● **Listed records**:

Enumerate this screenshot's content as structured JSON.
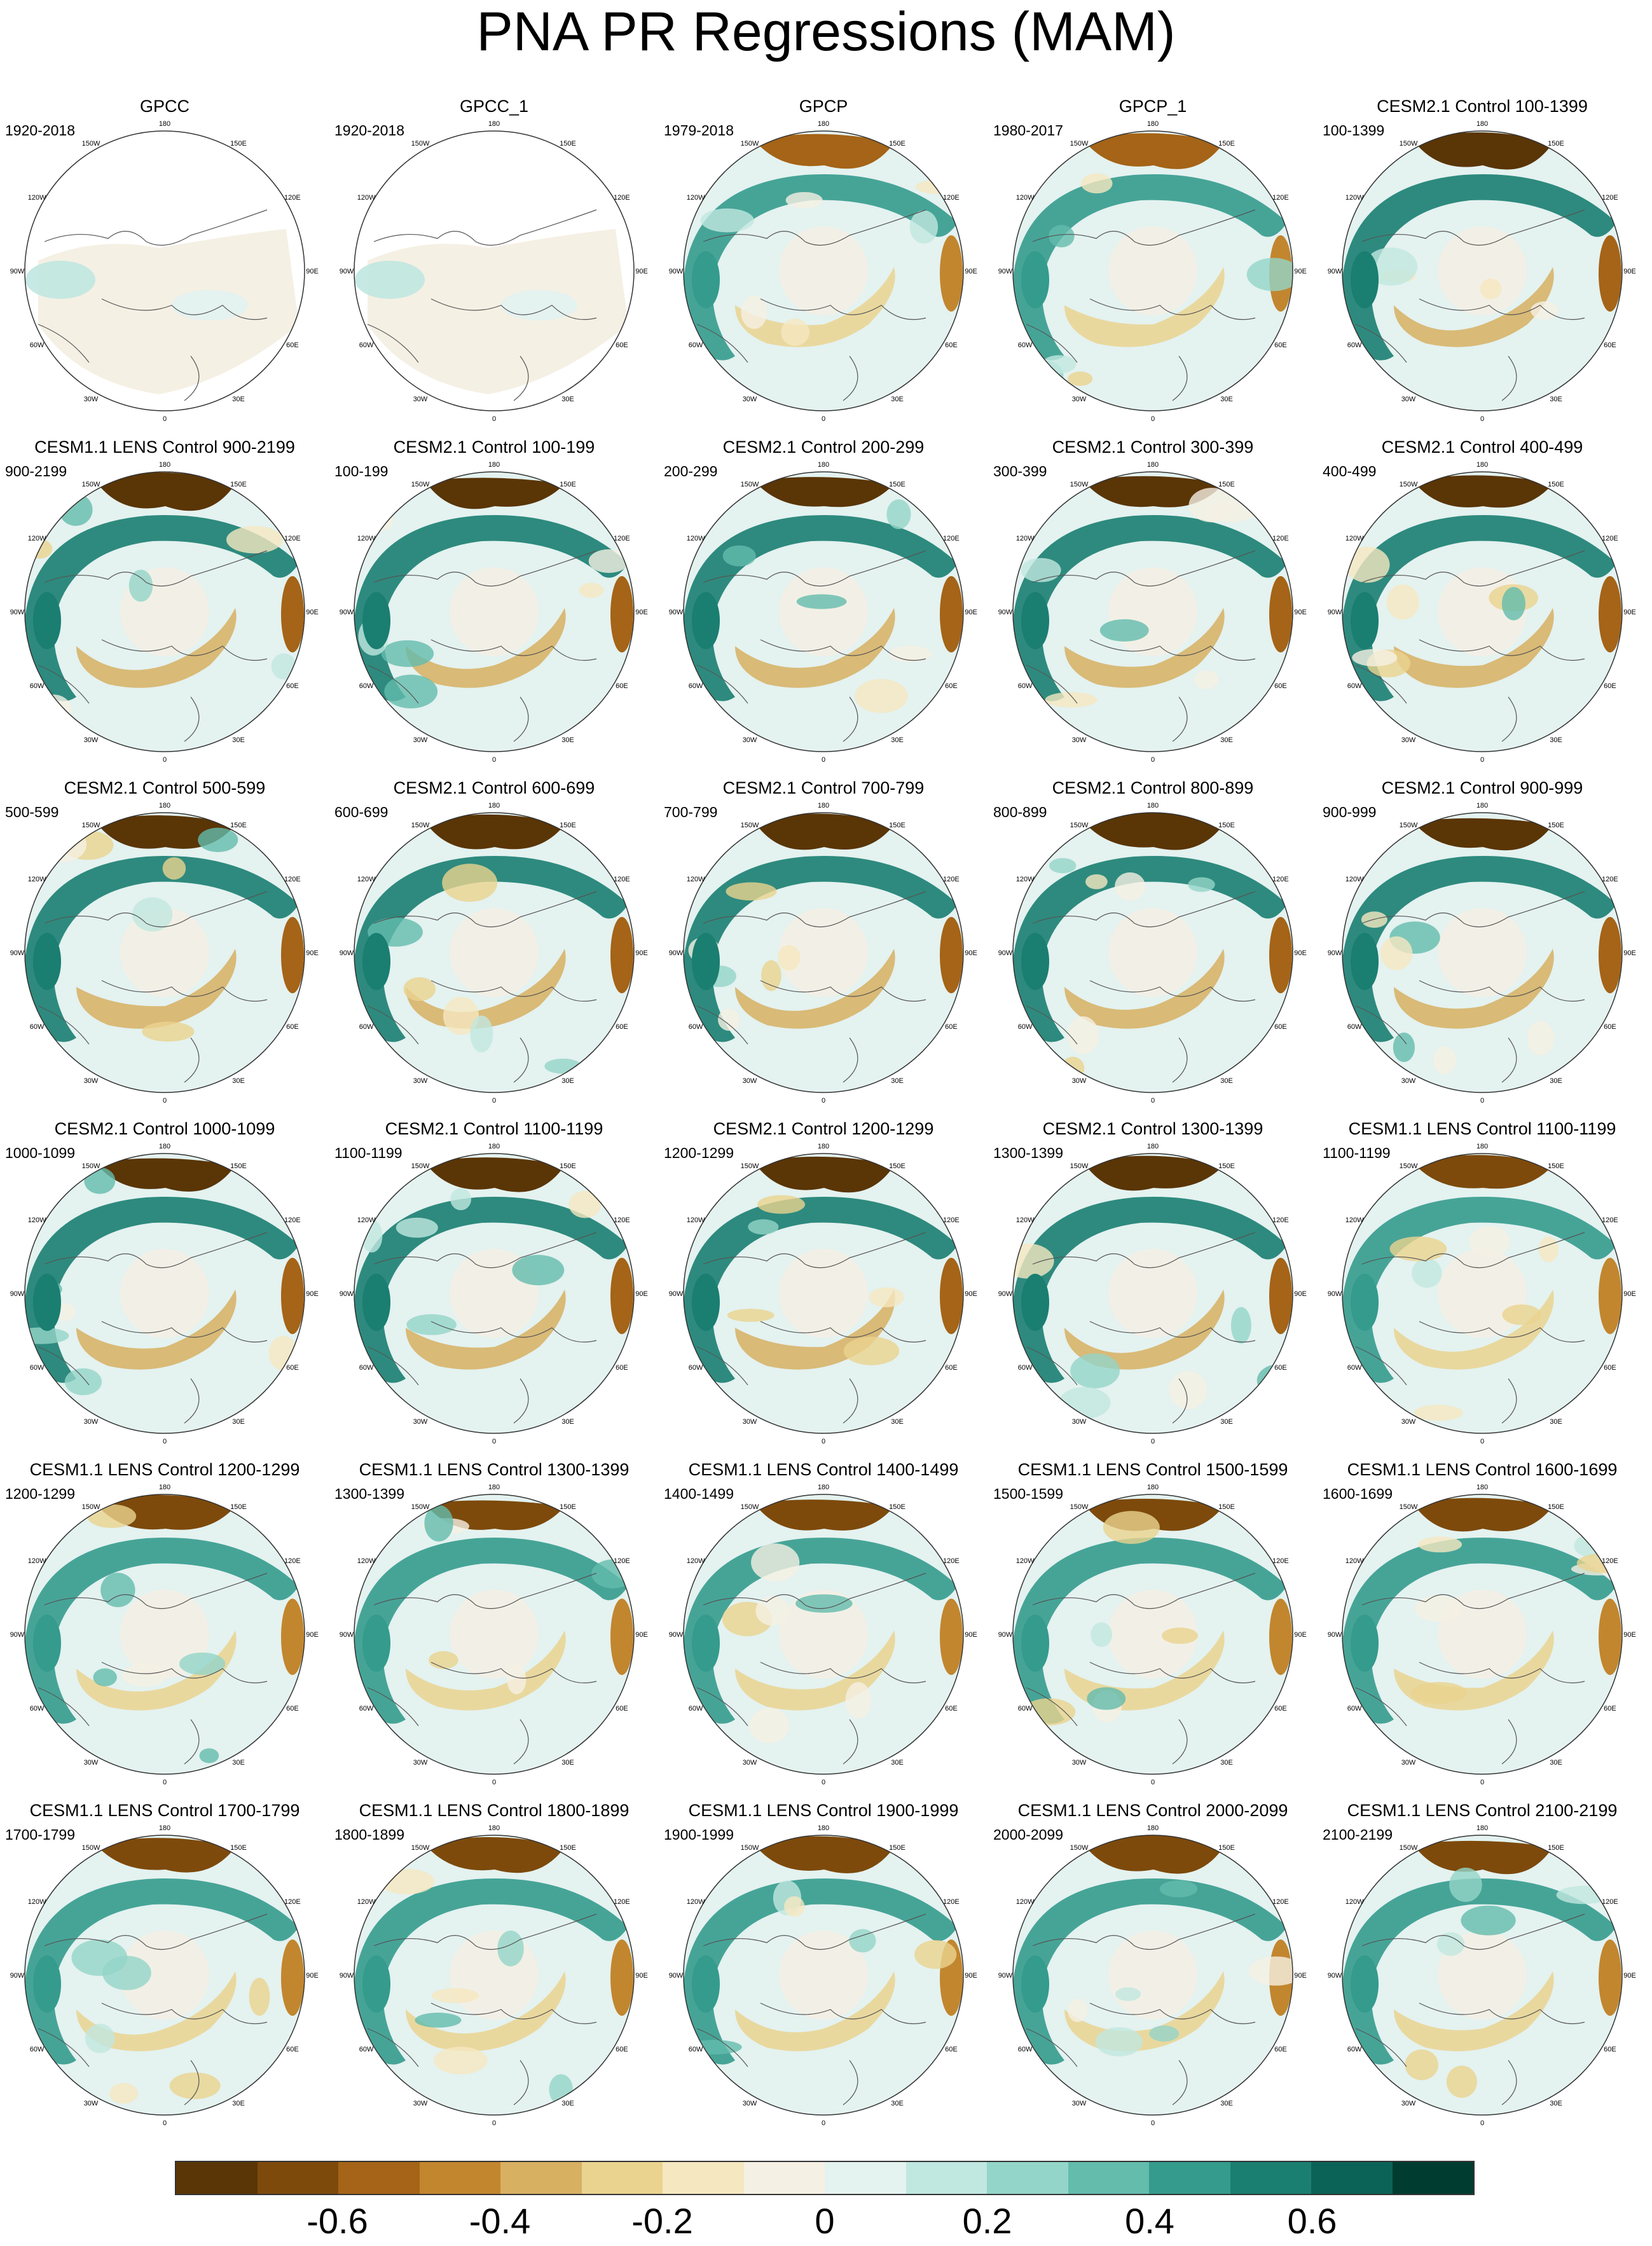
{
  "title": "PNA PR Regressions (MAM)",
  "longitude_labels": [
    "180",
    "150E",
    "120E",
    "90E",
    "60E",
    "30E",
    "0",
    "30W",
    "60W",
    "90W",
    "120W",
    "150W"
  ],
  "colorbar": {
    "colors": [
      "#5a3506",
      "#7d4a0c",
      "#a56417",
      "#c2862e",
      "#d7b062",
      "#ead38f",
      "#f5e7c0",
      "#f5f0e4",
      "#e4f2f0",
      "#c0e7e0",
      "#93d5c8",
      "#63bcac",
      "#349b8d",
      "#1a7e71",
      "#0b6357",
      "#003c30"
    ],
    "tick_labels": [
      "-0.6",
      "-0.4",
      "-0.2",
      "0",
      "0.2",
      "0.4",
      "0.6"
    ],
    "tick_values": [
      -0.6,
      -0.4,
      -0.2,
      0,
      0.2,
      0.4,
      0.6
    ],
    "range": [
      -0.8,
      0.8
    ]
  },
  "chart_data": {
    "type": "heatmap",
    "projection": "north-polar stereographic",
    "grid": "6 rows x 5 columns",
    "panels": [
      {
        "title": "GPCC",
        "period": "1920-2018"
      },
      {
        "title": "GPCC_1",
        "period": "1920-2018"
      },
      {
        "title": "GPCP",
        "period": "1979-2018"
      },
      {
        "title": "GPCP_1",
        "period": "1980-2017"
      },
      {
        "title": "CESM2.1 Control 100-1399",
        "period": "100-1399"
      },
      {
        "title": "CESM1.1 LENS Control 900-2199",
        "period": "900-2199"
      },
      {
        "title": "CESM2.1 Control 100-199",
        "period": "100-199"
      },
      {
        "title": "CESM2.1 Control 200-299",
        "period": "200-299"
      },
      {
        "title": "CESM2.1 Control 300-399",
        "period": "300-399"
      },
      {
        "title": "CESM2.1 Control 400-499",
        "period": "400-499"
      },
      {
        "title": "CESM2.1 Control 500-599",
        "period": "500-599"
      },
      {
        "title": "CESM2.1 Control 600-699",
        "period": "600-699"
      },
      {
        "title": "CESM2.1 Control 700-799",
        "period": "700-799"
      },
      {
        "title": "CESM2.1 Control 800-899",
        "period": "800-899"
      },
      {
        "title": "CESM2.1 Control 900-999",
        "period": "900-999"
      },
      {
        "title": "CESM2.1 Control 1000-1099",
        "period": "1000-1099"
      },
      {
        "title": "CESM2.1 Control 1100-1199",
        "period": "1100-1199"
      },
      {
        "title": "CESM2.1 Control 1200-1299",
        "period": "1200-1299"
      },
      {
        "title": "CESM2.1 Control 1300-1399",
        "period": "1300-1399"
      },
      {
        "title": "CESM1.1 LENS Control 1100-1199",
        "period": "1100-1199"
      },
      {
        "title": "CESM1.1 LENS Control 1200-1299",
        "period": "1200-1299"
      },
      {
        "title": "CESM1.1 LENS Control 1300-1399",
        "period": "1300-1399"
      },
      {
        "title": "CESM1.1 LENS Control 1400-1499",
        "period": "1400-1499"
      },
      {
        "title": "CESM1.1 LENS Control 1500-1599",
        "period": "1500-1599"
      },
      {
        "title": "CESM1.1 LENS Control 1600-1699",
        "period": "1600-1699"
      },
      {
        "title": "CESM1.1 LENS Control 1700-1799",
        "period": "1700-1799"
      },
      {
        "title": "CESM1.1 LENS Control 1800-1899",
        "period": "1800-1899"
      },
      {
        "title": "CESM1.1 LENS Control 1900-1999",
        "period": "1900-1999"
      },
      {
        "title": "CESM1.1 LENS Control 2000-2099",
        "period": "2000-2099"
      },
      {
        "title": "CESM1.1 LENS Control 2100-2199",
        "period": "2100-2199"
      }
    ]
  }
}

● **Short task**: Find "LENS". Copy every line it occurs in.

● **Output**:
        "title": "CESM1.1 LENS Control 900-2199",
        "title": "CESM1.1 LENS Control 1100-1199",
        "title": "CESM1.1 LENS Control 1200-1299",
        "title": "CESM1.1 LENS Control 1300-1399",
        "title": "CESM1.1 LENS Control 1400-1499",
        "title": "CESM1.1 LENS Control 1500-1599",
        "title": "CESM1.1 LENS Control 1600-1699",
        "title": "CESM1.1 LENS Control 1700-1799",
        "title": "CESM1.1 LENS Control 1800-1899",
        "title": "CESM1.1 LENS Control 1900-1999",
        "title": "CESM1.1 LENS Control 2000-2099",
        "title": "CESM1.1 LENS Control 2100-2199",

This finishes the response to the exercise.